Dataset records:

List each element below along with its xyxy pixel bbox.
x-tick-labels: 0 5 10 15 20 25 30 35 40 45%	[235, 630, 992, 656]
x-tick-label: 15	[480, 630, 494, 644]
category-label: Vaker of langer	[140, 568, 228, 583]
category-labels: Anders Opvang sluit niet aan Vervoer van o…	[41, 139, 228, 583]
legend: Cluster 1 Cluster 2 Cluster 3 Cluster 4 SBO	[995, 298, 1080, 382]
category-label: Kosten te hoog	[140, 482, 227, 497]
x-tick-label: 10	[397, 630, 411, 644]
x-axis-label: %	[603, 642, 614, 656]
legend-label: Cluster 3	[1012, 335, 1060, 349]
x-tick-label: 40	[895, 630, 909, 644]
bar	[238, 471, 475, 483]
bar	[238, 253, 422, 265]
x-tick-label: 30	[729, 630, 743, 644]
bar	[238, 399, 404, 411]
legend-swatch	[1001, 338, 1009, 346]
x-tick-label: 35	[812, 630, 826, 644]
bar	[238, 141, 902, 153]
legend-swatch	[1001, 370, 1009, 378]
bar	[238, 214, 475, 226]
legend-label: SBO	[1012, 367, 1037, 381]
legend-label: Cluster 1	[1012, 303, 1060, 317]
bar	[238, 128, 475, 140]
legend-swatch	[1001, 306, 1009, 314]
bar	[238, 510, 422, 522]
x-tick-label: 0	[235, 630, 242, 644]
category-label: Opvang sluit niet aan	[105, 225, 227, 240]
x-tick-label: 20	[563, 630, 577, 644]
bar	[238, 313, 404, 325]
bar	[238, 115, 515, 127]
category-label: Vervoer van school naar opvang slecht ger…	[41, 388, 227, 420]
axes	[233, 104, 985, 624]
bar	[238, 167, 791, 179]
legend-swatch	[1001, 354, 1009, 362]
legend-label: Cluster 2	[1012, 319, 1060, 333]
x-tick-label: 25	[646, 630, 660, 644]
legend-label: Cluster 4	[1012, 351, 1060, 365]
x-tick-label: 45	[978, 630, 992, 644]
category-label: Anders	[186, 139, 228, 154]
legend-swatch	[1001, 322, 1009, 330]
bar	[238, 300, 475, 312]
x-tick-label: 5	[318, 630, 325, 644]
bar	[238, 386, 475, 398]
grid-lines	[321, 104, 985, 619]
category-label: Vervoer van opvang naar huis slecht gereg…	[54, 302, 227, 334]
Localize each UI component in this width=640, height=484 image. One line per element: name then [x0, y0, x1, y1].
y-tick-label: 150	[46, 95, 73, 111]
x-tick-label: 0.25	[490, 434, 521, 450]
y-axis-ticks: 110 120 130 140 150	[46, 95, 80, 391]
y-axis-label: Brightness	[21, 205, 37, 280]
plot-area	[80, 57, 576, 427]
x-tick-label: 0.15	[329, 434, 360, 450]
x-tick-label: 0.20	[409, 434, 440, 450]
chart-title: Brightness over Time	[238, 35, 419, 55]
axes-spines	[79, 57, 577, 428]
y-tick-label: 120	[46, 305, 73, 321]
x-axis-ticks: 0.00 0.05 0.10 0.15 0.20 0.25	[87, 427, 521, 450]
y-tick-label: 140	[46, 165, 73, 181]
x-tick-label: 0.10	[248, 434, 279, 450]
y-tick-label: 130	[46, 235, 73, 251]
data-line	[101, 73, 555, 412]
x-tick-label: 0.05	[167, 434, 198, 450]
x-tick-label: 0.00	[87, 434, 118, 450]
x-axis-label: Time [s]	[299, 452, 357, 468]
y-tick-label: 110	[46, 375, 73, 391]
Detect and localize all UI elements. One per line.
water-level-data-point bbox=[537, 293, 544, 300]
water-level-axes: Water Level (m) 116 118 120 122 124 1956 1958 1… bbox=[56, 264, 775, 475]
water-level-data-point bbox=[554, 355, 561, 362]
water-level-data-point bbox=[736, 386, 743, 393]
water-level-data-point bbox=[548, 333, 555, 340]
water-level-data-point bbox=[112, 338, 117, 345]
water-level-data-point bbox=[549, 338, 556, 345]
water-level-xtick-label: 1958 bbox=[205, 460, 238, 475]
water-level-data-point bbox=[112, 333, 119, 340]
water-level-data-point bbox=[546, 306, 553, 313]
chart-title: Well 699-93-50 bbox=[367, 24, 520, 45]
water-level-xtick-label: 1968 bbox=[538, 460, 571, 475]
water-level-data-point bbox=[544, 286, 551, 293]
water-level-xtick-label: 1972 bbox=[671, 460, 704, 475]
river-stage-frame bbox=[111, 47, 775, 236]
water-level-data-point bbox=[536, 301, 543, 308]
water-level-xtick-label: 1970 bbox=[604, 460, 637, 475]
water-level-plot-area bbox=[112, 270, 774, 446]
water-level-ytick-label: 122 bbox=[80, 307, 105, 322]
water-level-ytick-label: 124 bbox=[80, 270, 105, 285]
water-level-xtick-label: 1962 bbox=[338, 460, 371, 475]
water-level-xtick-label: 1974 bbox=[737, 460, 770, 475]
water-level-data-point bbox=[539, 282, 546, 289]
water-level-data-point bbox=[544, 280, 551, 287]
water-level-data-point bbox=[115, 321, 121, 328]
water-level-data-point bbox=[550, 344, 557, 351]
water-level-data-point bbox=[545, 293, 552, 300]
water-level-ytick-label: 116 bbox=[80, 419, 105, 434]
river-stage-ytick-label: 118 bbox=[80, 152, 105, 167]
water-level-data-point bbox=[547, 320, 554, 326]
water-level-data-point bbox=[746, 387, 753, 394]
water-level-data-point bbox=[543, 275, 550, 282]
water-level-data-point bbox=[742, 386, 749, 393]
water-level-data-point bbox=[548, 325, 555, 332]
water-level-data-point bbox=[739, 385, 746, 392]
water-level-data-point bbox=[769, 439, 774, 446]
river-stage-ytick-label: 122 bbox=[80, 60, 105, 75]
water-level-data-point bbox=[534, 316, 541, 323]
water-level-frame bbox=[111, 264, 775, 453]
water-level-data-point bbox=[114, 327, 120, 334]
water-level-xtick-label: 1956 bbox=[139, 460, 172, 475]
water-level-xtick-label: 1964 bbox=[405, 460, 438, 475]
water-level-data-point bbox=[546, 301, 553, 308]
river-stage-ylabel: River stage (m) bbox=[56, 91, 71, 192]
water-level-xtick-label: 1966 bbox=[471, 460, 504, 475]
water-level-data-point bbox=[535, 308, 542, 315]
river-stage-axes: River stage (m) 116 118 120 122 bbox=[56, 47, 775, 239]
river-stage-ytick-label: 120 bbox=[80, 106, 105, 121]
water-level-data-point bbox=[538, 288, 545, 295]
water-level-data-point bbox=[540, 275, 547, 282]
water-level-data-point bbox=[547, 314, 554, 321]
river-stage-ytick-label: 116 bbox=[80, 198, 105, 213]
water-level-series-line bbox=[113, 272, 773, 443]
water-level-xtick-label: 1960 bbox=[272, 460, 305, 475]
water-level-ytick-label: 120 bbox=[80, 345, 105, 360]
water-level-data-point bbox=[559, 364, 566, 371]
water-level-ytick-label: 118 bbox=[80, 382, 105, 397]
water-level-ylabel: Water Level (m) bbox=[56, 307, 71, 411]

Instruction
Copy all of the records above word for word, with every line reproduced without alteration.

The solution
List each element below along with its xyxy pixel bbox.
x-tick-labels: 0 5 10 15 20 25 30 35 40 45%	[235, 630, 992, 656]
x-tick-label: 15	[480, 630, 494, 644]
category-label: Vaker of langer	[140, 568, 228, 583]
category-labels: Anders Opvang sluit niet aan Vervoer van o…	[41, 139, 228, 583]
legend: Cluster 1 Cluster 2 Cluster 3 Cluster 4 SBO	[995, 298, 1080, 382]
category-label: Kosten te hoog	[140, 482, 227, 497]
x-tick-label: 10	[397, 630, 411, 644]
x-axis-label: %	[603, 642, 614, 656]
legend-label: Cluster 3	[1012, 335, 1060, 349]
x-tick-label: 40	[895, 630, 909, 644]
bar	[238, 471, 475, 483]
bar	[238, 253, 422, 265]
x-tick-label: 30	[729, 630, 743, 644]
bar	[238, 399, 404, 411]
legend-swatch	[1001, 338, 1009, 346]
x-tick-label: 35	[812, 630, 826, 644]
bar	[238, 141, 902, 153]
legend-swatch	[1001, 370, 1009, 378]
bar	[238, 214, 475, 226]
legend-label: SBO	[1012, 367, 1037, 381]
legend-label: Cluster 1	[1012, 303, 1060, 317]
bar	[238, 128, 475, 140]
legend-swatch	[1001, 306, 1009, 314]
bar	[238, 510, 422, 522]
x-tick-label: 0	[235, 630, 242, 644]
category-label: Opvang sluit niet aan	[105, 225, 227, 240]
x-tick-label: 20	[563, 630, 577, 644]
bar	[238, 313, 404, 325]
bar	[238, 115, 515, 127]
category-label: Vervoer van school naar opvang slecht ger…	[41, 388, 227, 420]
axes	[233, 104, 985, 624]
bar	[238, 167, 791, 179]
legend-swatch	[1001, 354, 1009, 362]
legend-label: Cluster 2	[1012, 319, 1060, 333]
x-tick-label: 25	[646, 630, 660, 644]
legend-label: Cluster 4	[1012, 351, 1060, 365]
x-tick-label: 45	[978, 630, 992, 644]
category-label: Anders	[186, 139, 228, 154]
legend-swatch	[1001, 322, 1009, 330]
bar	[238, 300, 475, 312]
x-tick-label: 5	[318, 630, 325, 644]
bar	[238, 386, 475, 398]
grid-lines	[321, 104, 985, 619]
category-label: Vervoer van opvang naar huis slecht gereg…	[54, 302, 227, 334]
Localize each UI component in this width=640, height=484 image. One line per element: name then [x0, y0, x1, y1].
y-tick-label: 150	[46, 95, 73, 111]
x-tick-label: 0.25	[490, 434, 521, 450]
y-axis-ticks: 110 120 130 140 150	[46, 95, 80, 391]
y-axis-label: Brightness	[21, 205, 37, 280]
plot-area	[80, 57, 576, 427]
x-tick-label: 0.15	[329, 434, 360, 450]
x-tick-label: 0.20	[409, 434, 440, 450]
chart-title: Brightness over Time	[238, 35, 419, 55]
axes-spines	[79, 57, 577, 428]
y-tick-label: 120	[46, 305, 73, 321]
x-axis-ticks: 0.00 0.05 0.10 0.15 0.20 0.25	[87, 427, 521, 450]
y-tick-label: 140	[46, 165, 73, 181]
x-tick-label: 0.10	[248, 434, 279, 450]
y-tick-label: 130	[46, 235, 73, 251]
data-line	[101, 73, 555, 412]
x-tick-label: 0.05	[167, 434, 198, 450]
x-tick-label: 0.00	[87, 434, 118, 450]
x-axis-label: Time [s]	[299, 452, 357, 468]
y-tick-label: 110	[46, 375, 73, 391]
Detect and localize all UI elements. One per line.
water-level-data-point bbox=[537, 293, 544, 300]
water-level-axes: Water Level (m) 116 118 120 122 124 1956 1958 1… bbox=[56, 264, 775, 475]
water-level-data-point bbox=[554, 355, 561, 362]
water-level-data-point bbox=[736, 386, 743, 393]
water-level-data-point bbox=[548, 333, 555, 340]
water-level-data-point bbox=[112, 338, 117, 345]
water-level-data-point bbox=[549, 338, 556, 345]
water-level-xtick-label: 1958 bbox=[205, 460, 238, 475]
water-level-data-point bbox=[112, 333, 119, 340]
water-level-data-point bbox=[546, 306, 553, 313]
chart-title: Well 699-93-50 bbox=[367, 24, 520, 45]
water-level-xtick-label: 1968 bbox=[538, 460, 571, 475]
water-level-data-point bbox=[544, 286, 551, 293]
water-level-xtick-label: 1972 bbox=[671, 460, 704, 475]
river-stage-frame bbox=[111, 47, 775, 236]
water-level-data-point bbox=[536, 301, 543, 308]
water-level-xtick-label: 1970 bbox=[604, 460, 637, 475]
water-level-plot-area bbox=[112, 270, 774, 446]
water-level-ytick-label: 122 bbox=[80, 307, 105, 322]
water-level-ytick-label: 124 bbox=[80, 270, 105, 285]
water-level-xtick-label: 1962 bbox=[338, 460, 371, 475]
water-level-xtick-label: 1974 bbox=[737, 460, 770, 475]
water-level-data-point bbox=[539, 282, 546, 289]
water-level-data-point bbox=[544, 280, 551, 287]
water-level-data-point bbox=[115, 321, 121, 328]
water-level-data-point bbox=[550, 344, 557, 351]
water-level-data-point bbox=[545, 293, 552, 300]
water-level-ytick-label: 116 bbox=[80, 419, 105, 434]
river-stage-ytick-label: 118 bbox=[80, 152, 105, 167]
water-level-data-point bbox=[547, 320, 554, 326]
water-level-data-point bbox=[746, 387, 753, 394]
water-level-data-point bbox=[543, 275, 550, 282]
water-level-data-point bbox=[742, 386, 749, 393]
water-level-data-point bbox=[548, 325, 555, 332]
water-level-data-point bbox=[739, 385, 746, 392]
water-level-data-point bbox=[769, 439, 774, 446]
river-stage-ytick-label: 122 bbox=[80, 60, 105, 75]
water-level-data-point bbox=[534, 316, 541, 323]
water-level-frame bbox=[111, 264, 775, 453]
water-level-data-point bbox=[114, 327, 120, 334]
water-level-xtick-label: 1956 bbox=[139, 460, 172, 475]
water-level-xtick-label: 1964 bbox=[405, 460, 438, 475]
water-level-data-point bbox=[546, 301, 553, 308]
river-stage-ylabel: River stage (m) bbox=[56, 91, 71, 192]
water-level-xtick-label: 1966 bbox=[471, 460, 504, 475]
water-level-data-point bbox=[535, 308, 542, 315]
river-stage-axes: River stage (m) 116 118 120 122 bbox=[56, 47, 775, 239]
river-stage-ytick-label: 120 bbox=[80, 106, 105, 121]
water-level-data-point bbox=[538, 288, 545, 295]
water-level-data-point bbox=[540, 275, 547, 282]
water-level-data-point bbox=[547, 314, 554, 321]
river-stage-ytick-label: 116 bbox=[80, 198, 105, 213]
water-level-series-line bbox=[113, 272, 773, 443]
water-level-xtick-label: 1960 bbox=[272, 460, 305, 475]
water-level-ytick-label: 120 bbox=[80, 345, 105, 360]
water-level-data-point bbox=[559, 364, 566, 371]
water-level-ytick-label: 118 bbox=[80, 382, 105, 397]
water-level-ylabel: Water Level (m) bbox=[56, 307, 71, 411]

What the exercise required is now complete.